» REQUIRED TASK: Render the following material again verbatim, leaving nothing out.

^^^^

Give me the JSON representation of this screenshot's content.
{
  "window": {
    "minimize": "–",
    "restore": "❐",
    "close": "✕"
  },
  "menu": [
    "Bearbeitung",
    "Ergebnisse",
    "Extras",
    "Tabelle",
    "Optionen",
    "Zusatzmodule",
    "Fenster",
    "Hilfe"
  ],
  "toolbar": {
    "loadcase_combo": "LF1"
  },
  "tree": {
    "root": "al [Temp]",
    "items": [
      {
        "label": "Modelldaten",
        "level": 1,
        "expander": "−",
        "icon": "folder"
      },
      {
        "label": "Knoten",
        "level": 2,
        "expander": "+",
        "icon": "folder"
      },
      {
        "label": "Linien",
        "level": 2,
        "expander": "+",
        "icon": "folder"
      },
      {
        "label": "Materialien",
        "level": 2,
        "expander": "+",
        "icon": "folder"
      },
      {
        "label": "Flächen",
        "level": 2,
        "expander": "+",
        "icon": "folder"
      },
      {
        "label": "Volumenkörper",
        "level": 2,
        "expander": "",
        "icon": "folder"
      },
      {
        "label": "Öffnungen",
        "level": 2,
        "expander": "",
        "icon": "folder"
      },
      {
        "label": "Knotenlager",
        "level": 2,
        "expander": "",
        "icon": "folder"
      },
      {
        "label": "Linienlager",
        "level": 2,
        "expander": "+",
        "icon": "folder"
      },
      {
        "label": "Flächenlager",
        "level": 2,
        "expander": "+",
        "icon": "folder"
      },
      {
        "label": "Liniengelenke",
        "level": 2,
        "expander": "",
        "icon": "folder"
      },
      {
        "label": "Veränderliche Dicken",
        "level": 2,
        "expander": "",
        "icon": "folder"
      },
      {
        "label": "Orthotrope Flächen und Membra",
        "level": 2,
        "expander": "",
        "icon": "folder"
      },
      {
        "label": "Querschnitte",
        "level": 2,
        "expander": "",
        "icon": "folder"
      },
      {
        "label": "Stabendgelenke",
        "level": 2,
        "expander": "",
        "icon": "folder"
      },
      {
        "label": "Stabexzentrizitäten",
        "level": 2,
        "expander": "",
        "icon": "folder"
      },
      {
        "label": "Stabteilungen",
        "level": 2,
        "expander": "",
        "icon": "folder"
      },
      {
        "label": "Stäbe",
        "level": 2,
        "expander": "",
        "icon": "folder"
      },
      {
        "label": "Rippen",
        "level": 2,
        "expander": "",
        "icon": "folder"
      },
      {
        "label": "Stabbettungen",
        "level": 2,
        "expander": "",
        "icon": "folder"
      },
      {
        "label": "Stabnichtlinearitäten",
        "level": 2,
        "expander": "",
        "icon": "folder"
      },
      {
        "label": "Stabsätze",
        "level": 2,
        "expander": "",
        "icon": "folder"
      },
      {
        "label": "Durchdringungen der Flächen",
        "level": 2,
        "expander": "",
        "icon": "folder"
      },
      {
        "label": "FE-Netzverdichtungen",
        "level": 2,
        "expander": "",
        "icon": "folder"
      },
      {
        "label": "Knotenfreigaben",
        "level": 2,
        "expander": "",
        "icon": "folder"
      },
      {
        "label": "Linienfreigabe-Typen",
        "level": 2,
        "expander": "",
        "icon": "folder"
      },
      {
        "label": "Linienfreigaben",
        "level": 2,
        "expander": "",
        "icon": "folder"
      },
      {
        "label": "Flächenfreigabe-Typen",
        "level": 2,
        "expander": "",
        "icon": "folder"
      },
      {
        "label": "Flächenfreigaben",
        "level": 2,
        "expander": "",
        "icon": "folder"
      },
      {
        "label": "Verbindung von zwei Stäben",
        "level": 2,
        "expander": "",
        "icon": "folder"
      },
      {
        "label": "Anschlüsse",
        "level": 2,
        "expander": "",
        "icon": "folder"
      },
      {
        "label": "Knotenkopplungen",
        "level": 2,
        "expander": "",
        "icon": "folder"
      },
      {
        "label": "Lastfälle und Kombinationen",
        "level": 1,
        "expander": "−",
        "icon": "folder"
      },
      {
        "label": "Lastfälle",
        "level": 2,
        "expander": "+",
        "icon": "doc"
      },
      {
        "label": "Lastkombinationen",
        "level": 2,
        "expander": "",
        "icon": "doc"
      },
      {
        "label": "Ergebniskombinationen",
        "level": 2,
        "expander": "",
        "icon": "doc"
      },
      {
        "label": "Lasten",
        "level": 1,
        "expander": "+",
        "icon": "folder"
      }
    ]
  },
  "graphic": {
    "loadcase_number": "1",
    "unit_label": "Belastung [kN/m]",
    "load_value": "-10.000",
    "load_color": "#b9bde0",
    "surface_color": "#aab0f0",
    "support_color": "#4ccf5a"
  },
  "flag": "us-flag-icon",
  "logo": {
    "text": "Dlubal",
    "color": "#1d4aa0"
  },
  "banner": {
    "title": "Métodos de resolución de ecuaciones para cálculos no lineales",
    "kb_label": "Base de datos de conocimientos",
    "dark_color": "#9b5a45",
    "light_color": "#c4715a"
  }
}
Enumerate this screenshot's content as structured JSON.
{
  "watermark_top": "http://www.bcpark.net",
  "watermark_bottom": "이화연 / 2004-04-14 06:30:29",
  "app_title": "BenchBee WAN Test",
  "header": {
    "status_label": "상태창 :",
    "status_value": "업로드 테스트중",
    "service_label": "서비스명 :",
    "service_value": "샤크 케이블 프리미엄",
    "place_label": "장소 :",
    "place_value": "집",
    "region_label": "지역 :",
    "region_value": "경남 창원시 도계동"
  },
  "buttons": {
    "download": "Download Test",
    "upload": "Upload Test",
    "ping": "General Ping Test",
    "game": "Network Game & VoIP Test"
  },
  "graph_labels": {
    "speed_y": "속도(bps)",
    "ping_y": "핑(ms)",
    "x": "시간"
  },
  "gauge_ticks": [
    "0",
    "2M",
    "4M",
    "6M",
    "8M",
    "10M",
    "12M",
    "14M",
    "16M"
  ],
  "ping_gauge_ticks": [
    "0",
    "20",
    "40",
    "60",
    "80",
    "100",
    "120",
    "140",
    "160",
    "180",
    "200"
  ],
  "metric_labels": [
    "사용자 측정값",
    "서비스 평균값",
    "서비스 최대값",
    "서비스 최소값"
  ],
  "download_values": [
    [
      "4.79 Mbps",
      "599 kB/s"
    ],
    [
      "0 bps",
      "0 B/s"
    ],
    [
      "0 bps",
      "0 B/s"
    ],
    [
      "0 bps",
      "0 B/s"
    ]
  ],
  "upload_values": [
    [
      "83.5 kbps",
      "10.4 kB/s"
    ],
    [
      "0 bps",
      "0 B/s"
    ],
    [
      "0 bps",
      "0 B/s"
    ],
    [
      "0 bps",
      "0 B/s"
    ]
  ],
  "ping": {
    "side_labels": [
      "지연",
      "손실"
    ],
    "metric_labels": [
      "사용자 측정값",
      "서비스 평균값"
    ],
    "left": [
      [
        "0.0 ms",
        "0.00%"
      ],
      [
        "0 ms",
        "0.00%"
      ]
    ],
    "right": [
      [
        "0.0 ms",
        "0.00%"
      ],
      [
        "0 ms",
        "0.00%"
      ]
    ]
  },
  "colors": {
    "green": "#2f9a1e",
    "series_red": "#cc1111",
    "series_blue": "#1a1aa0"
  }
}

^^^^

» FINAL RESULT:
Give me the JSON representation of this screenshot's content.
{
  "window": {
    "minimize": "–",
    "restore": "❐",
    "close": "✕"
  },
  "menu": [
    "Bearbeitung",
    "Ergebnisse",
    "Extras",
    "Tabelle",
    "Optionen",
    "Zusatzmodule",
    "Fenster",
    "Hilfe"
  ],
  "toolbar": {
    "loadcase_combo": "LF1"
  },
  "tree": {
    "root": "al [Temp]",
    "items": [
      {
        "label": "Modelldaten",
        "level": 1,
        "expander": "−",
        "icon": "folder"
      },
      {
        "label": "Knoten",
        "level": 2,
        "expander": "+",
        "icon": "folder"
      },
      {
        "label": "Linien",
        "level": 2,
        "expander": "+",
        "icon": "folder"
      },
      {
        "label": "Materialien",
        "level": 2,
        "expander": "+",
        "icon": "folder"
      },
      {
        "label": "Flächen",
        "level": 2,
        "expander": "+",
        "icon": "folder"
      },
      {
        "label": "Volumenkörper",
        "level": 2,
        "expander": "",
        "icon": "folder"
      },
      {
        "label": "Öffnungen",
        "level": 2,
        "expander": "",
        "icon": "folder"
      },
      {
        "label": "Knotenlager",
        "level": 2,
        "expander": "",
        "icon": "folder"
      },
      {
        "label": "Linienlager",
        "level": 2,
        "expander": "+",
        "icon": "folder"
      },
      {
        "label": "Flächenlager",
        "level": 2,
        "expander": "+",
        "icon": "folder"
      },
      {
        "label": "Liniengelenke",
        "level": 2,
        "expander": "",
        "icon": "folder"
      },
      {
        "label": "Veränderliche Dicken",
        "level": 2,
        "expander": "",
        "icon": "folder"
      },
      {
        "label": "Orthotrope Flächen und Membra",
        "level": 2,
        "expander": "",
        "icon": "folder"
      },
      {
        "label": "Querschnitte",
        "level": 2,
        "expander": "",
        "icon": "folder"
      },
      {
        "label": "Stabendgelenke",
        "level": 2,
        "expander": "",
        "icon": "folder"
      },
      {
        "label": "Stabexzentrizitäten",
        "level": 2,
        "expander": "",
        "icon": "folder"
      },
      {
        "label": "Stabteilungen",
        "level": 2,
        "expander": "",
        "icon": "folder"
      },
      {
        "label": "Stäbe",
        "level": 2,
        "expander": "",
        "icon": "folder"
      },
      {
        "label": "Rippen",
        "level": 2,
        "expander": "",
        "icon": "folder"
      },
      {
        "label": "Stabbettungen",
        "level": 2,
        "expander": "",
        "icon": "folder"
      },
      {
        "label": "Stabnichtlinearitäten",
        "level": 2,
        "expander": "",
        "icon": "folder"
      },
      {
        "label": "Stabsätze",
        "level": 2,
        "expander": "",
        "icon": "folder"
      },
      {
        "label": "Durchdringungen der Flächen",
        "level": 2,
        "expander": "",
        "icon": "folder"
      },
      {
        "label": "FE-Netzverdichtungen",
        "level": 2,
        "expander": "",
        "icon": "folder"
      },
      {
        "label": "Knotenfreigaben",
        "level": 2,
        "expander": "",
        "icon": "folder"
      },
      {
        "label": "Linienfreigabe-Typen",
        "level": 2,
        "expander": "",
        "icon": "folder"
      },
      {
        "label": "Linienfreigaben",
        "level": 2,
        "expander": "",
        "icon": "folder"
      },
      {
        "label": "Flächenfreigabe-Typen",
        "level": 2,
        "expander": "",
        "icon": "folder"
      },
      {
        "label": "Flächenfreigaben",
        "level": 2,
        "expander": "",
        "icon": "folder"
      },
      {
        "label": "Verbindung von zwei Stäben",
        "level": 2,
        "expander": "",
        "icon": "folder"
      },
      {
        "label": "Anschlüsse",
        "level": 2,
        "expander": "",
        "icon": "folder"
      },
      {
        "label": "Knotenkopplungen",
        "level": 2,
        "expander": "",
        "icon": "folder"
      },
      {
        "label": "Lastfälle und Kombinationen",
        "level": 1,
        "expander": "−",
        "icon": "folder"
      },
      {
        "label": "Lastfälle",
        "level": 2,
        "expander": "+",
        "icon": "doc"
      },
      {
        "label": "Lastkombinationen",
        "level": 2,
        "expander": "",
        "icon": "doc"
      },
      {
        "label": "Ergebniskombinationen",
        "level": 2,
        "expander": "",
        "icon": "doc"
      },
      {
        "label": "Lasten",
        "level": 1,
        "expander": "+",
        "icon": "folder"
      }
    ]
  },
  "graphic": {
    "loadcase_number": "1",
    "unit_label": "Belastung [kN/m]",
    "load_value": "-10.000",
    "load_color": "#b9bde0",
    "surface_color": "#aab0f0",
    "support_color": "#4ccf5a"
  },
  "flag": "us-flag-icon",
  "logo": {
    "text": "Dlubal",
    "color": "#1d4aa0"
  },
  "banner": {
    "title": "Métodos de resolución de ecuaciones para cálculos no lineales",
    "kb_label": "Base de datos de conocimientos",
    "dark_color": "#9b5a45",
    "light_color": "#c4715a"
  }
}
Enumerate this screenshot's content as structured JSON.
{
  "watermark_top": "http://www.bcpark.net",
  "watermark_bottom": "이화연 / 2004-04-14 06:30:29",
  "app_title": "BenchBee WAN Test",
  "header": {
    "status_label": "상태창 :",
    "status_value": "업로드 테스트중",
    "service_label": "서비스명 :",
    "service_value": "샤크 케이블 프리미엄",
    "place_label": "장소 :",
    "place_value": "집",
    "region_label": "지역 :",
    "region_value": "경남 창원시 도계동"
  },
  "buttons": {
    "download": "Download Test",
    "upload": "Upload Test",
    "ping": "General Ping Test",
    "game": "Network Game & VoIP Test"
  },
  "graph_labels": {
    "speed_y": "속도(bps)",
    "ping_y": "핑(ms)",
    "x": "시간"
  },
  "gauge_ticks": [
    "0",
    "2M",
    "4M",
    "6M",
    "8M",
    "10M",
    "12M",
    "14M",
    "16M"
  ],
  "ping_gauge_ticks": [
    "0",
    "20",
    "40",
    "60",
    "80",
    "100",
    "120",
    "140",
    "160",
    "180",
    "200"
  ],
  "metric_labels": [
    "사용자 측정값",
    "서비스 평균값",
    "서비스 최대값",
    "서비스 최소값"
  ],
  "download_values": [
    [
      "4.79 Mbps",
      "599 kB/s"
    ],
    [
      "0 bps",
      "0 B/s"
    ],
    [
      "0 bps",
      "0 B/s"
    ],
    [
      "0 bps",
      "0 B/s"
    ]
  ],
  "upload_values": [
    [
      "83.5 kbps",
      "10.4 kB/s"
    ],
    [
      "0 bps",
      "0 B/s"
    ],
    [
      "0 bps",
      "0 B/s"
    ],
    [
      "0 bps",
      "0 B/s"
    ]
  ],
  "ping": {
    "side_labels": [
      "지연",
      "손실"
    ],
    "metric_labels": [
      "사용자 측정값",
      "서비스 평균값"
    ],
    "left": [
      [
        "0.0 ms",
        "0.00%"
      ],
      [
        "0 ms",
        "0.00%"
      ]
    ],
    "right": [
      [
        "0.0 ms",
        "0.00%"
      ],
      [
        "0 ms",
        "0.00%"
      ]
    ]
  },
  "colors": {
    "green": "#2f9a1e",
    "series_red": "#cc1111",
    "series_blue": "#1a1aa0"
  }
}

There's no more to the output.